Every line in the entries that holds "Cuenca" should be identified and copied.

Information:
________________________________________

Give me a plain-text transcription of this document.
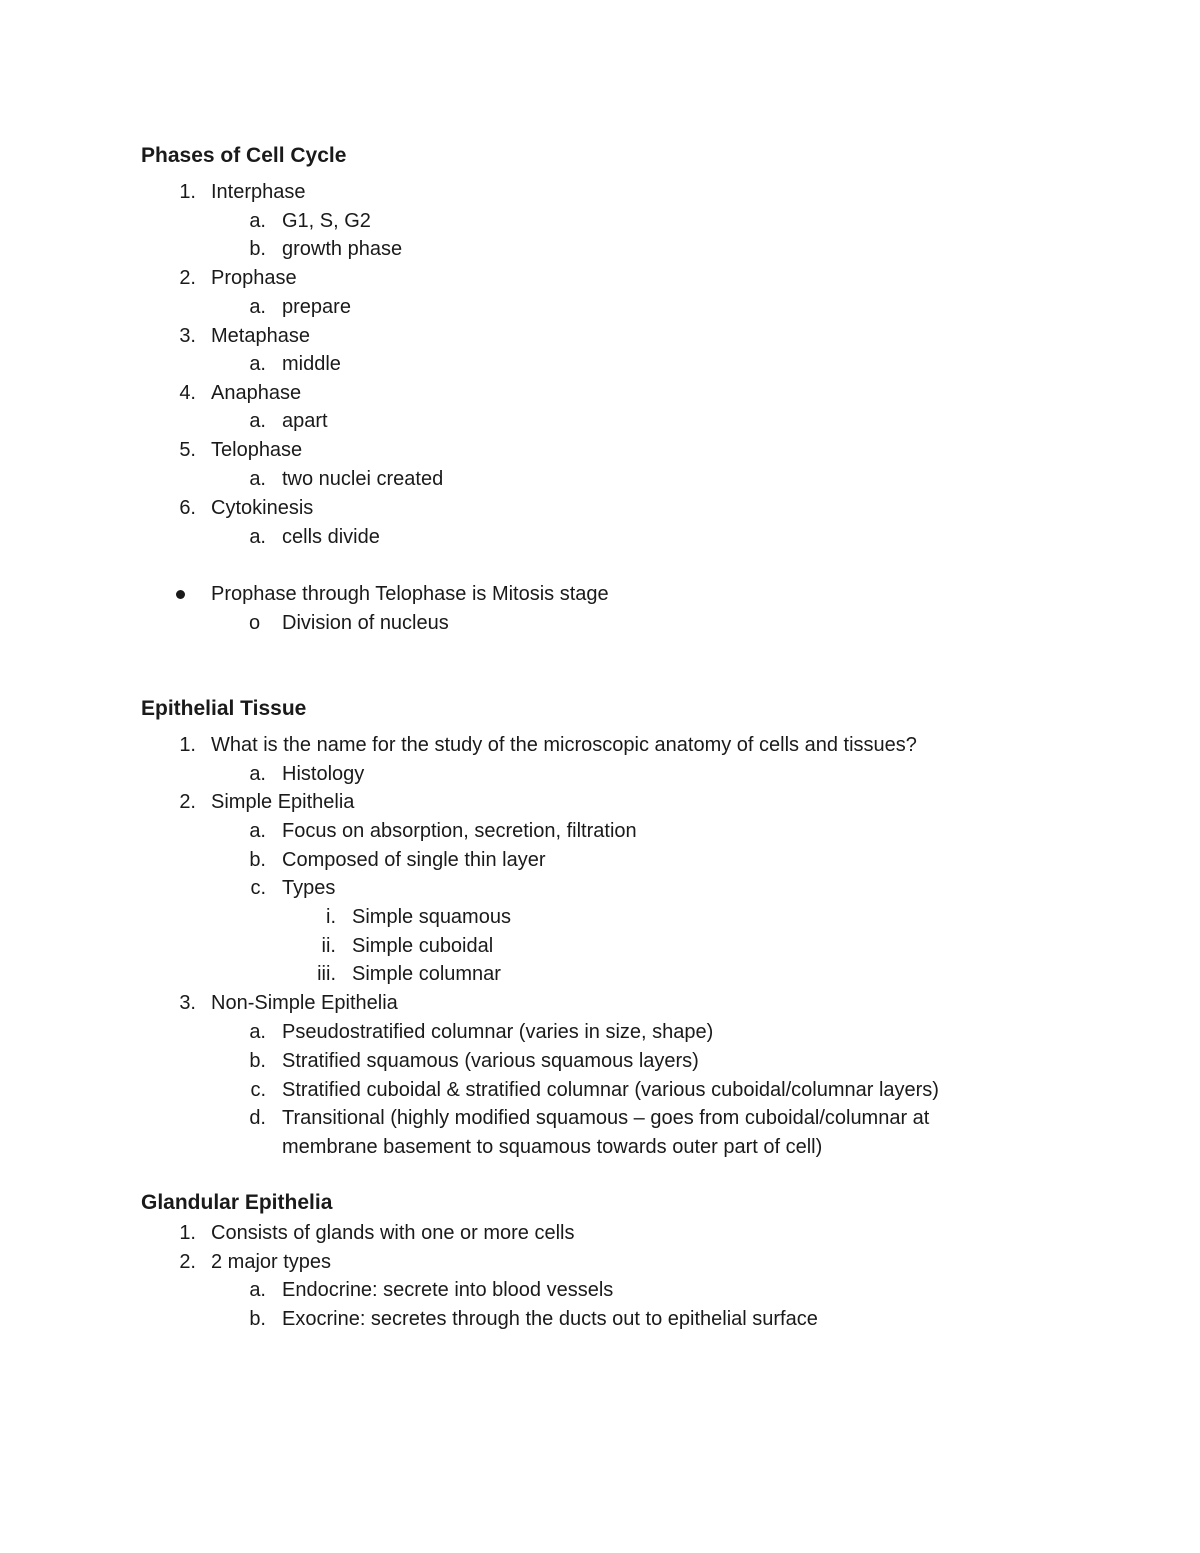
Phases of Cell Cycle
1. Interphase
a. G1, S, G2
b. growth phase
2. Prophase
a. prepare
3. Metaphase
a. middle
4. Anaphase
a. apart
5. Telophase
a. two nuclei created
6. Cytokinesis
a. cells divide
Prophase through Telophase is Mitosis stage
o Division of nucleus
Epithelial Tissue
1. What is the name for the study of the microscopic anatomy of cells and tissues?
a. Histology
2. Simple Epithelia
a. Focus on absorption, secretion, filtration
b. Composed of single thin layer
c. Types
i. Simple squamous
ii. Simple cuboidal
iii. Simple columnar
3. Non-Simple Epithelia
a. Pseudostratified columnar (varies in size, shape)
b. Stratified squamous (various squamous layers)
c. Stratified cuboidal & stratified columnar (various cuboidal/columnar layers)
d. Transitional (highly modified squamous – goes from cuboidal/columnar at
membrane basement to squamous towards outer part of cell)
Glandular Epithelia
1. Consists of glands with one or more cells
2. 2 major types
a. Endocrine: secrete into blood vessels
b. Exocrine: secretes through the ducts out to epithelial surface
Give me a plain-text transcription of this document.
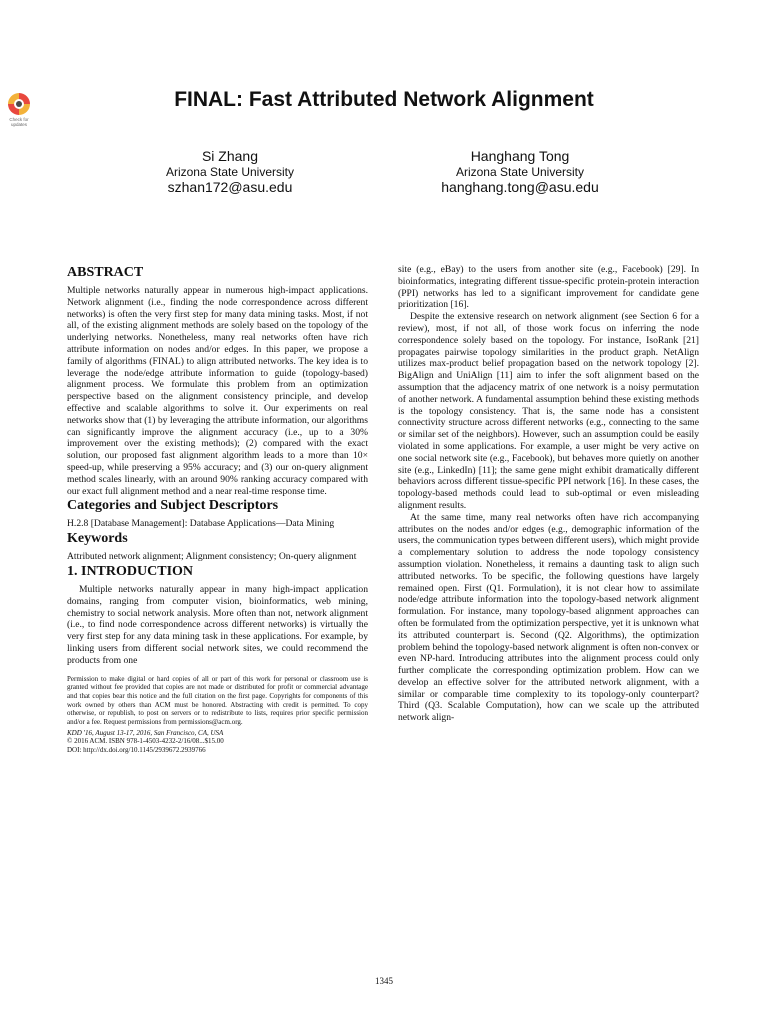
Check for updates
FINAL: Fast Attributed Network Alignment
Si Zhang
Arizona State University
szhan172@asu.edu
Hanghang Tong
Arizona State University
hanghang.tong@asu.edu
ABSTRACT

Multiple networks naturally appear in numerous high-impact applications. Network alignment (i.e., finding the node correspondence across different networks) is often the very first step for many data mining tasks. Most, if not all, of the existing alignment methods are solely based on the topology of the underlying networks. Nonetheless, many real networks often have rich attribute information on nodes and/or edges. In this paper, we propose a family of algorithms (FINAL) to align attributed networks. The key idea is to leverage the node/edge attribute information to guide (topology-based) alignment process. We formulate this problem from an optimization perspective based on the alignment consistency principle, and develop effective and scalable algorithms to solve it. Our experiments on real networks show that (1) by leveraging the attribute information, our algorithms can significantly improve the alignment accuracy (i.e., up to a 30% improvement over the existing methods); (2) compared with the exact solution, our proposed fast alignment algorithm leads to a more than 10× speed-up, while preserving a 95% accuracy; and (3) our on-query alignment method scales linearly, with an around 90% ranking accuracy compared with our exact full alignment method and a near real-time response time.

Categories and Subject Descriptors

H.2.8 [Database Management]: Database Applications—Data Mining

Keywords

Attributed network alignment; Alignment consistency; On-query alignment

1. INTRODUCTION

Multiple networks naturally appear in many high-impact application domains, ranging from computer vision, bioinformatics, web mining, chemistry to social network analysis. More often than not, network alignment (i.e., to find node correspondence across different networks) is virtually the very first step for any data mining task in these applications. For example, by linking users from different social network sites, we could recommend the products from one

Permission to make digital or hard copies of all or part of this work for personal or classroom use is granted without fee provided that copies are not made or distributed for profit or commercial advantage and that copies bear this notice and the full citation on the first page. Copyrights for components of this work owned by others than ACM must be honored. Abstracting with credit is permitted. To copy otherwise, or republish, to post on servers or to redistribute to lists, requires prior specific permission and/or a fee. Request permissions from permissions@acm.org.
KDD '16, August 13-17, 2016, San Francisco, CA, USA
© 2016 ACM. ISBN 978-1-4503-4232-2/16/08...$15.00
DOI: http://dx.doi.org/10.1145/2939672.2939766

site (e.g., eBay) to the users from another site (e.g., Facebook) [29]. In bioinformatics, integrating different tissue-specific protein-protein interaction (PPI) networks has led to a significant improvement for candidate gene prioritization [16].

Despite the extensive research on network alignment (see Section 6 for a review), most, if not all, of those work focus on inferring the node correspondence solely based on the topology. For instance, IsoRank [21] propagates pairwise topology similarities in the product graph. NetAlign utilizes max-product belief propagation based on the network topology [2]. BigAlign and UniAlign [11] aim to infer the soft alignment based on the assumption that the adjacency matrix of one network is a noisy permutation of another network. A fundamental assumption behind these existing methods is the topology consistency. That is, the same node has a consistent connectivity structure across different networks (e.g., connecting to the same or similar set of the neighbors). However, such an assumption could be easily violated in some applications. For example, a user might be very active on one social network site (e.g., Facebook), but behaves more quietly on another site (e.g., LinkedIn) [11]; the same gene might exhibit dramatically different behaviors across different tissue-specific PPI network [16]. In these cases, the topology-based methods could lead to sub-optimal or even misleading alignment results.

At the same time, many real networks often have rich accompanying attributes on the nodes and/or edges (e.g., demographic information of the users, the communication types between different users), which might provide a complementary solution to address the node topology consistency assumption violation. Nonetheless, it remains a daunting task to align such attributed networks. To be specific, the following questions have largely remained open. First (Q1. Formulation), it is not clear how to assimilate node/edge attribute information into the topology-based network alignment formulation. For instance, many topology-based alignment approaches can often be formulated from the optimization perspective, yet it is unknown what its attributed counterpart is. Second (Q2. Algorithms), the optimization problem behind the topology-based network alignment is often non-convex or even NP-hard. Introducing attributes into the alignment process could only further complicate the corresponding optimization problem. How can we develop an effective solver for the attributed network alignment, with a similar or comparable time complexity to its topology-only counterpart? Third (Q3. Scalable Computation), how can we scale up the attributed network align-

1345
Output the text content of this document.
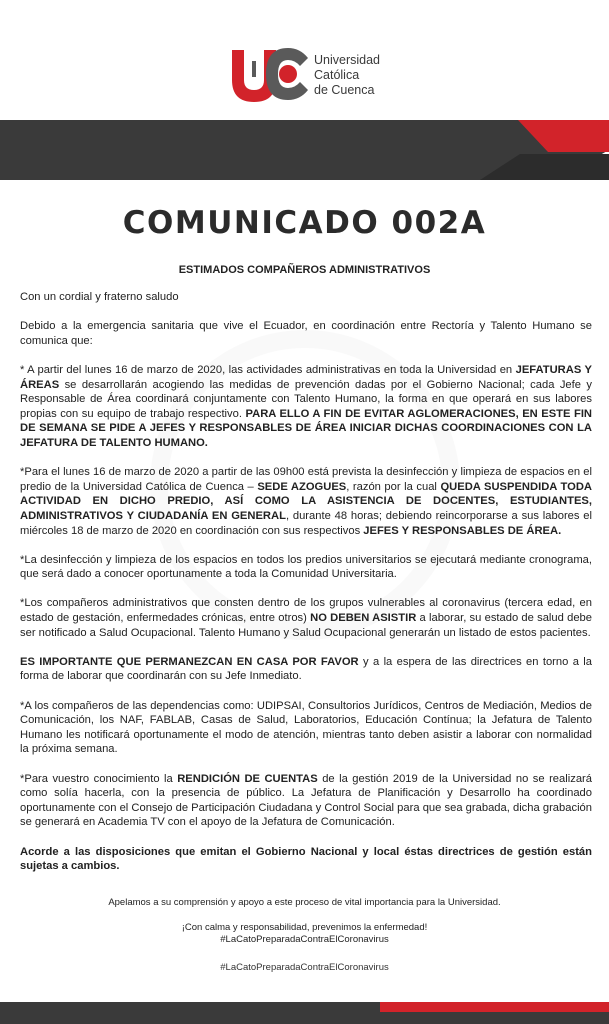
Universidad
Católica
de Cuenca
COMUNICADO 002A
ESTIMADOS COMPAÑEROS ADMINISTRATIVOS

Con un cordial y fraterno saludo

Debido a la emergencia sanitaria que vive el Ecuador, en coordinación entre Rectoría y Talento Humano se comunica que:

* A partir del lunes 16 de marzo de 2020, las actividades administrativas en toda la Universidad en JEFATURAS Y ÁREAS se desarrollarán acogiendo las medidas de prevención dadas por el Gobierno Nacional; cada Jefe y Responsable de Área coordinará conjuntamente con Talento Humano, la forma en que operará en sus labores propias con su equipo de trabajo respectivo. PARA ELLO A FIN DE EVITAR AGLOMERACIONES, EN ESTE FIN DE SEMANA SE PIDE A JEFES Y RESPONSABLES DE ÁREA INICIAR DICHAS COORDINACIONES CON LA JEFATURA DE TALENTO HUMANO.

*Para el lunes 16 de marzo de 2020 a partir de las 09h00 está prevista la desinfección y limpieza de espacios en el predio de la Universidad Católica de Cuenca – SEDE AZOGUES, razón por la cual QUEDA SUSPENDIDA TODA ACTIVIDAD EN DICHO PREDIO, ASÍ COMO LA ASISTENCIA DE DOCENTES, ESTUDIANTES, ADMINISTRATIVOS Y CIUDADANÍA EN GENERAL, durante 48 horas; debiendo reincorporarse a sus labores el miércoles 18 de marzo de 2020 en coordinación con sus respectivos JEFES Y RESPONSABLES DE ÁREA.

*La desinfección y limpieza de los espacios en todos los predios universitarios se ejecutará mediante cronograma, que será dado a conocer oportunamente a toda la Comunidad Universitaria.

*Los compañeros administrativos que consten dentro de los grupos vulnerables al coronavirus (tercera edad, en estado de gestación, enfermedades crónicas, entre otros) NO DEBEN ASISTIR a laborar, su estado de salud debe ser notificado a Salud Ocupacional. Talento Humano y Salud Ocupacional generarán un listado de estos pacientes.

ES IMPORTANTE QUE PERMANEZCAN EN CASA POR FAVOR y a la espera de las directrices en torno a la forma de laborar que coordinarán con su Jefe Inmediato.

*A los compañeros de las dependencias como: UDIPSAI, Consultorios Jurídicos, Centros de Mediación, Medios de Comunicación, los NAF, FABLAB, Casas de Salud, Laboratorios, Educación Contínua; la Jefatura de Talento Humano les notificará oportunamente el modo de atención, mientras tanto deben asistir a laborar con normalidad la próxima semana.

*Para vuestro conocimiento la RENDICIÓN DE CUENTAS de la gestión 2019 de la Universidad no se realizará como solía hacerla, con la presencia de público. La Jefatura de Planificación y Desarrollo ha coordinado oportunamente con el Consejo de Participación Ciudadana y Control Social para que sea grabada, dicha grabación se generará en Academia TV con el apoyo de la Jefatura de Comunicación.

Acorde a las disposiciones que emitan el Gobierno Nacional y local éstas directrices de gestión están sujetas a cambios.

Apelamos a su comprensión y apoyo a este proceso de vital importancia para la Universidad.
¡Con calma y responsabilidad, prevenimos la enfermedad!
#LaCatoPreparadaContraElCoronavirus
#LaCatoPreparadaContraElCoronavirus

________________________________________

The completed task:
de Cuenca
*Para el lunes 16 de marzo de 2020 a partir de las 09h00 está prevista la desinfección y limpieza de espacios en el predio de la Universidad Católica de Cuenca – SEDE AZOGUES, razón por la cual QUEDA SUSPENDIDA TODA ACTIVIDAD EN DICHO PREDIO, ASÍ COMO LA ASISTENCIA DE DOCENTES, ESTUDIANTES, ADMINISTRATIVOS Y CIUDADANÍA EN GENERAL, durante 48 horas; debiendo reincorporarse a sus labores el miércoles 18 de marzo de 2020 en coordinación con sus respectivos JEFES Y RESPONSABLES DE ÁREA.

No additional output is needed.